__EXERCISE DIRECTIONS__: Take the listing and print it in full, exactly as given.

-- Begin --

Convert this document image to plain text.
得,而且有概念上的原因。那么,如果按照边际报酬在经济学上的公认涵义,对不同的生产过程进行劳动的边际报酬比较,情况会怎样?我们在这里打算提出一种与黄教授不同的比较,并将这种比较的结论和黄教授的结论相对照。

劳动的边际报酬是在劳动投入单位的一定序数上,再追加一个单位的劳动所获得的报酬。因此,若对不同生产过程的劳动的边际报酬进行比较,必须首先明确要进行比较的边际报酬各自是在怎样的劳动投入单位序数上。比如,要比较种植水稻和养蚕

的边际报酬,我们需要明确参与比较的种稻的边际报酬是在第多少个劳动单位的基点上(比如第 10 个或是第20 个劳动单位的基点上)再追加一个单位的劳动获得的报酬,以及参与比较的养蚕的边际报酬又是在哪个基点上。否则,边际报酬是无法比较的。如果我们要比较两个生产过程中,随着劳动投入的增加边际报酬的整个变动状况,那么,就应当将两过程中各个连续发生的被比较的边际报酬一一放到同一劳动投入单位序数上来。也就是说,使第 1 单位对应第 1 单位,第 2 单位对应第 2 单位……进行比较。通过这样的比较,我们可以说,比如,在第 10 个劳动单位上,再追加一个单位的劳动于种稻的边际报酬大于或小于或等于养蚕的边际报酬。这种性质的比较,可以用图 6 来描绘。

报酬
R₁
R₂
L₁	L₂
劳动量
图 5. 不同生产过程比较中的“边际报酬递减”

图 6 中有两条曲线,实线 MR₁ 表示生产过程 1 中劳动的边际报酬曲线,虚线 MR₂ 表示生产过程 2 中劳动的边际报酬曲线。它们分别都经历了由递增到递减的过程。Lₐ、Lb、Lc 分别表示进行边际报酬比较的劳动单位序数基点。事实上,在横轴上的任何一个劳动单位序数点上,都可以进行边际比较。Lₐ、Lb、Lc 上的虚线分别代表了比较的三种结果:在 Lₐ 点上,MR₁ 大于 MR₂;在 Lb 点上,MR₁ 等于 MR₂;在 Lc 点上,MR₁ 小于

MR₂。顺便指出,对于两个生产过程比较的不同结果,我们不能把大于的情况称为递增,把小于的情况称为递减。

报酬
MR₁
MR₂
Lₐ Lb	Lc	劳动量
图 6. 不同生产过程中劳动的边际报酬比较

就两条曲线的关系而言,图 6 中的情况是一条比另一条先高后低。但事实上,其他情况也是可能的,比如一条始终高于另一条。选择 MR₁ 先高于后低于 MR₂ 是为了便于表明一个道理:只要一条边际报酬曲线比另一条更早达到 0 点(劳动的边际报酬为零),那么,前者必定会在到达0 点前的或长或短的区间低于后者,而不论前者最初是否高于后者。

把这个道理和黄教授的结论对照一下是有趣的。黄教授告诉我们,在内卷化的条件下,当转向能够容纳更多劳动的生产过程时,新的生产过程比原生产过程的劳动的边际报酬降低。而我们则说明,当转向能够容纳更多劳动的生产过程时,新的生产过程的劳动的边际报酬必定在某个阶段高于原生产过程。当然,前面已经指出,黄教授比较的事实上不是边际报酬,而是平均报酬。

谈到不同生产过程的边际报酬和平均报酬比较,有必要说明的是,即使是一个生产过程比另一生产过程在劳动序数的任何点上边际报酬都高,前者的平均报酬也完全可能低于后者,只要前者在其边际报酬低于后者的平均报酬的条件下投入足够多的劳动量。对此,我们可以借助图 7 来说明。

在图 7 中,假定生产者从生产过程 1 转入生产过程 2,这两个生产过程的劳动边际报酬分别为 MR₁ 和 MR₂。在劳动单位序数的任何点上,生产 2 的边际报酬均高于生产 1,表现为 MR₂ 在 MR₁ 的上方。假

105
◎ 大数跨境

-- End --

__EXERCISE ANSWER__:
Convert this document image to plain text.
得,而且有概念上的原因。那么,如果按照边际报酬在经济学上的公认涵义,对不同的生产过程进行劳动的边际报酬比较,情况会怎样?我们在这里打算提出一种与黄教授不同的比较,并将这种比较的结论和黄教授的结论相对照。

劳动的边际报酬是在劳动投入单位的一定序数上,再追加一个单位的劳动所获得的报酬。因此,若对不同生产过程的劳动的边际报酬进行比较,必须首先明确要进行比较的边际报酬各自是在怎样的劳动投入单位序数上。比如,要比较种植水稻和养蚕

的边际报酬,我们需要明确参与比较的种稻的边际报酬是在第多少个劳动单位的基点上(比如第 10 个或是第20 个劳动单位的基点上)再追加一个单位的劳动获得的报酬,以及参与比较的养蚕的边际报酬又是在哪个基点上。否则,边际报酬是无法比较的。如果我们要比较两个生产过程中,随着劳动投入的增加边际报酬的整个变动状况,那么,就应当将两过程中各个连续发生的被比较的边际报酬一一放到同一劳动投入单位序数上来。也就是说,使第 1 单位对应第 1 单位,第 2 单位对应第 2 单位……进行比较。通过这样的比较,我们可以说,比如,在第 10 个劳动单位上,再追加一个单位的劳动于种稻的边际报酬大于或小于或等于养蚕的边际报酬。这种性质的比较,可以用图 6 来描绘。

报酬
R₁
R₂
L₁	L₂
劳动量
图 5. 不同生产过程比较中的“边际报酬递减”

图 6 中有两条曲线,实线 MR₁ 表示生产过程 1 中劳动的边际报酬曲线,虚线 MR₂ 表示生产过程 2 中劳动的边际报酬曲线。它们分别都经历了由递增到递减的过程。Lₐ、Lb、Lc 分别表示进行边际报酬比较的劳动单位序数基点。事实上,在横轴上的任何一个劳动单位序数点上,都可以进行边际比较。Lₐ、Lb、Lc 上的虚线分别代表了比较的三种结果:在 Lₐ 点上,MR₁ 大于 MR₂;在 Lb 点上,MR₁ 等于 MR₂;在 Lc 点上,MR₁ 小于

MR₂。顺便指出,对于两个生产过程比较的不同结果,我们不能把大于的情况称为递增,把小于的情况称为递减。

报酬
MR₁
MR₂
Lₐ Lb	Lc	劳动量
图 6. 不同生产过程中劳动的边际报酬比较

就两条曲线的关系而言,图 6 中的情况是一条比另一条先高后低。但事实上,其他情况也是可能的,比如一条始终高于另一条。选择 MR₁ 先高于后低于 MR₂ 是为了便于表明一个道理:只要一条边际报酬曲线比另一条更早达到 0 点(劳动的边际报酬为零),那么,前者必定会在到达0 点前的或长或短的区间低于后者,而不论前者最初是否高于后者。

把这个道理和黄教授的结论对照一下是有趣的。黄教授告诉我们,在内卷化的条件下,当转向能够容纳更多劳动的生产过程时,新的生产过程比原生产过程的劳动的边际报酬降低。而我们则说明,当转向能够容纳更多劳动的生产过程时,新的生产过程的劳动的边际报酬必定在某个阶段高于原生产过程。当然,前面已经指出,黄教授比较的事实上不是边际报酬,而是平均报酬。

谈到不同生产过程的边际报酬和平均报酬比较,有必要说明的是,即使是一个生产过程比另一生产过程在劳动序数的任何点上边际报酬都高,前者的平均报酬也完全可能低于后者,只要前者在其边际报酬低于后者的平均报酬的条件下投入足够多的劳动量。对此,我们可以借助图 7 来说明。

在图 7 中,假定生产者从生产过程 1 转入生产过程 2,这两个生产过程的劳动边际报酬分别为 MR₁ 和 MR₂。在劳动单位序数的任何点上,生产 2 的边际报酬均高于生产 1,表现为 MR₂ 在 MR₁ 的上方。假

105
◎ 大数跨境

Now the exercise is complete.